===== Supplied material =====

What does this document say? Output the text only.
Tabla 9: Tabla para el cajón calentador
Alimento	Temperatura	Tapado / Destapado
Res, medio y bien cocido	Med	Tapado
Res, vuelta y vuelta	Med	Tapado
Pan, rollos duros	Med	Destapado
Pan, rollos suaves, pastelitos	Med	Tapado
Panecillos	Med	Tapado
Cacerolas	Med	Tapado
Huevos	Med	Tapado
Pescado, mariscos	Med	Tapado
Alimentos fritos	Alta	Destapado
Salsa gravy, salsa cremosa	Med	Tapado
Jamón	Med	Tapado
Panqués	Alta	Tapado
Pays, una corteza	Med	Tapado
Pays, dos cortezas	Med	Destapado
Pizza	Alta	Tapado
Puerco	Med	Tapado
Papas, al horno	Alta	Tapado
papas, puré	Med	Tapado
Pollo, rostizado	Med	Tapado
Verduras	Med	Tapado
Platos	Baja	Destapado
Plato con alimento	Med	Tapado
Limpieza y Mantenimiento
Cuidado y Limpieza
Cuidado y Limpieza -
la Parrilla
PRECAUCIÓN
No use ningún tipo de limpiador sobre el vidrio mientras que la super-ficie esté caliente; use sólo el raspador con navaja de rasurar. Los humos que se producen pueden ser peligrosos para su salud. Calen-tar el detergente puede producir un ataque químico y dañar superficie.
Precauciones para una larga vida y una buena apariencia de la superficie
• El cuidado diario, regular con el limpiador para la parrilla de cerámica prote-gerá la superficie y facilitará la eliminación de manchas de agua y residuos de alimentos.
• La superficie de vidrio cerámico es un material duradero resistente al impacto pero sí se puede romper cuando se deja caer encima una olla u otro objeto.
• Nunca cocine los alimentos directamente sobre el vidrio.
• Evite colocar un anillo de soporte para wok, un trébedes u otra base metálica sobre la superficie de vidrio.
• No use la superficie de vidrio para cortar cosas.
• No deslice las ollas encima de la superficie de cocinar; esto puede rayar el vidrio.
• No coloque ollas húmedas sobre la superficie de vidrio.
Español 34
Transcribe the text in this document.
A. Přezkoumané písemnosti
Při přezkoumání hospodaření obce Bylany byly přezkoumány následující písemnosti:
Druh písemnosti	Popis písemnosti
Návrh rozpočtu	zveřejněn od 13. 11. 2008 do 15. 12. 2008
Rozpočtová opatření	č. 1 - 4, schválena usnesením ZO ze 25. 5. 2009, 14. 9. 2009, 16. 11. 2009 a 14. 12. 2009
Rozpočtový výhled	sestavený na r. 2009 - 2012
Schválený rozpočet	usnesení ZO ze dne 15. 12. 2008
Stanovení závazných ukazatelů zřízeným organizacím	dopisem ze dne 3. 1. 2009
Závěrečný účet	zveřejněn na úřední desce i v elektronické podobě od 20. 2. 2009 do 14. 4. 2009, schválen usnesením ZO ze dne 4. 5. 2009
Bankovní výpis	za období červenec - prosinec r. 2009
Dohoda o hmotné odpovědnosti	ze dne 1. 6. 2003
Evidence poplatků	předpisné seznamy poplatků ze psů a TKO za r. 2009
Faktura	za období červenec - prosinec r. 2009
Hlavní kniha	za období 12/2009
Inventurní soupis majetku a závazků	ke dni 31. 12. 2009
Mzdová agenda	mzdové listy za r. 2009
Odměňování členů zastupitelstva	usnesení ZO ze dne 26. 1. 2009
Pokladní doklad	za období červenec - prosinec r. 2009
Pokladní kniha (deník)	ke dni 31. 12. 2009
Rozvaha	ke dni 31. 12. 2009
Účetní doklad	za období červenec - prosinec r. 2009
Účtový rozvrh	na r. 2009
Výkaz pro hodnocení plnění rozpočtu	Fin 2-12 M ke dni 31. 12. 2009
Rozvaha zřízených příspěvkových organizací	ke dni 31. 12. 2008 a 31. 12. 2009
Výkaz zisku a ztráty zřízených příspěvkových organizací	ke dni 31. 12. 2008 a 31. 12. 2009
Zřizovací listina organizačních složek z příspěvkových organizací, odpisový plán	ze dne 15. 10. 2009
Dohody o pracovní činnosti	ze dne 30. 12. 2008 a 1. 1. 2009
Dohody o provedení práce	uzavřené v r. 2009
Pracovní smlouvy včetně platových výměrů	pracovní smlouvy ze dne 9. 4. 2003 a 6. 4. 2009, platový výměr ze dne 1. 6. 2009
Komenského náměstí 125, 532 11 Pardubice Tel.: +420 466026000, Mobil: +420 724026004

=====

== What needs to be done ==
Print all of the entries exactly as they are written.

== Completed exercise ==
What does this document say? Output the text only.
Tabla 9: Tabla para el cajón calentador
Alimento	Temperatura	Tapado / Destapado
Res, medio y bien cocido	Med	Tapado
Res, vuelta y vuelta	Med	Tapado
Pan, rollos duros	Med	Destapado
Pan, rollos suaves, pastelitos	Med	Tapado
Panecillos	Med	Tapado
Cacerolas	Med	Tapado
Huevos	Med	Tapado
Pescado, mariscos	Med	Tapado
Alimentos fritos	Alta	Destapado
Salsa gravy, salsa cremosa	Med	Tapado
Jamón	Med	Tapado
Panqués	Alta	Tapado
Pays, una corteza	Med	Tapado
Pays, dos cortezas	Med	Destapado
Pizza	Alta	Tapado
Puerco	Med	Tapado
Papas, al horno	Alta	Tapado
papas, puré	Med	Tapado
Pollo, rostizado	Med	Tapado
Verduras	Med	Tapado
Platos	Baja	Destapado
Plato con alimento	Med	Tapado
Limpieza y Mantenimiento
Cuidado y Limpieza
Cuidado y Limpieza -
la Parrilla
PRECAUCIÓN
No use ningún tipo de limpiador sobre el vidrio mientras que la super-ficie esté caliente; use sólo el raspador con navaja de rasurar. Los humos que se producen pueden ser peligrosos para su salud. Calen-tar el detergente puede producir un ataque químico y dañar superficie.
Precauciones para una larga vida y una buena apariencia de la superficie
• El cuidado diario, regular con el limpiador para la parrilla de cerámica prote-gerá la superficie y facilitará la eliminación de manchas de agua y residuos de alimentos.
• La superficie de vidrio cerámico es un material duradero resistente al impacto pero sí se puede romper cuando se deja caer encima una olla u otro objeto.
• Nunca cocine los alimentos directamente sobre el vidrio.
• Evite colocar un anillo de soporte para wok, un trébedes u otra base metálica sobre la superficie de vidrio.
• No use la superficie de vidrio para cortar cosas.
• No deslice las ollas encima de la superficie de cocinar; esto puede rayar el vidrio.
• No coloque ollas húmedas sobre la superficie de vidrio.
Español 34
Transcribe the text in this document.
A. Přezkoumané písemnosti
Při přezkoumání hospodaření obce Bylany byly přezkoumány následující písemnosti:
Druh písemnosti	Popis písemnosti
Návrh rozpočtu	zveřejněn od 13. 11. 2008 do 15. 12. 2008
Rozpočtová opatření	č. 1 - 4, schválena usnesením ZO ze 25. 5. 2009, 14. 9. 2009, 16. 11. 2009 a 14. 12. 2009
Rozpočtový výhled	sestavený na r. 2009 - 2012
Schválený rozpočet	usnesení ZO ze dne 15. 12. 2008
Stanovení závazných ukazatelů zřízeným organizacím	dopisem ze dne 3. 1. 2009
Závěrečný účet	zveřejněn na úřední desce i v elektronické podobě od 20. 2. 2009 do 14. 4. 2009, schválen usnesením ZO ze dne 4. 5. 2009
Bankovní výpis	za období červenec - prosinec r. 2009
Dohoda o hmotné odpovědnosti	ze dne 1. 6. 2003
Evidence poplatků	předpisné seznamy poplatků ze psů a TKO za r. 2009
Faktura	za období červenec - prosinec r. 2009
Hlavní kniha	za období 12/2009
Inventurní soupis majetku a závazků	ke dni 31. 12. 2009
Mzdová agenda	mzdové listy za r. 2009
Odměňování členů zastupitelstva	usnesení ZO ze dne 26. 1. 2009
Pokladní doklad	za období červenec - prosinec r. 2009
Pokladní kniha (deník)	ke dni 31. 12. 2009
Rozvaha	ke dni 31. 12. 2009
Účetní doklad	za období červenec - prosinec r. 2009
Účtový rozvrh	na r. 2009
Výkaz pro hodnocení plnění rozpočtu	Fin 2-12 M ke dni 31. 12. 2009
Rozvaha zřízených příspěvkových organizací	ke dni 31. 12. 2008 a 31. 12. 2009
Výkaz zisku a ztráty zřízených příspěvkových organizací	ke dni 31. 12. 2008 a 31. 12. 2009
Zřizovací listina organizačních složek z příspěvkových organizací, odpisový plán	ze dne 15. 10. 2009
Dohody o pracovní činnosti	ze dne 30. 12. 2008 a 1. 1. 2009
Dohody o provedení práce	uzavřené v r. 2009
Pracovní smlouvy včetně platových výměrů	pracovní smlouvy ze dne 9. 4. 2003 a 6. 4. 2009, platový výměr ze dne 1. 6. 2009
Komenského náměstí 125, 532 11 Pardubice Tel.: +420 466026000, Mobil: +420 724026004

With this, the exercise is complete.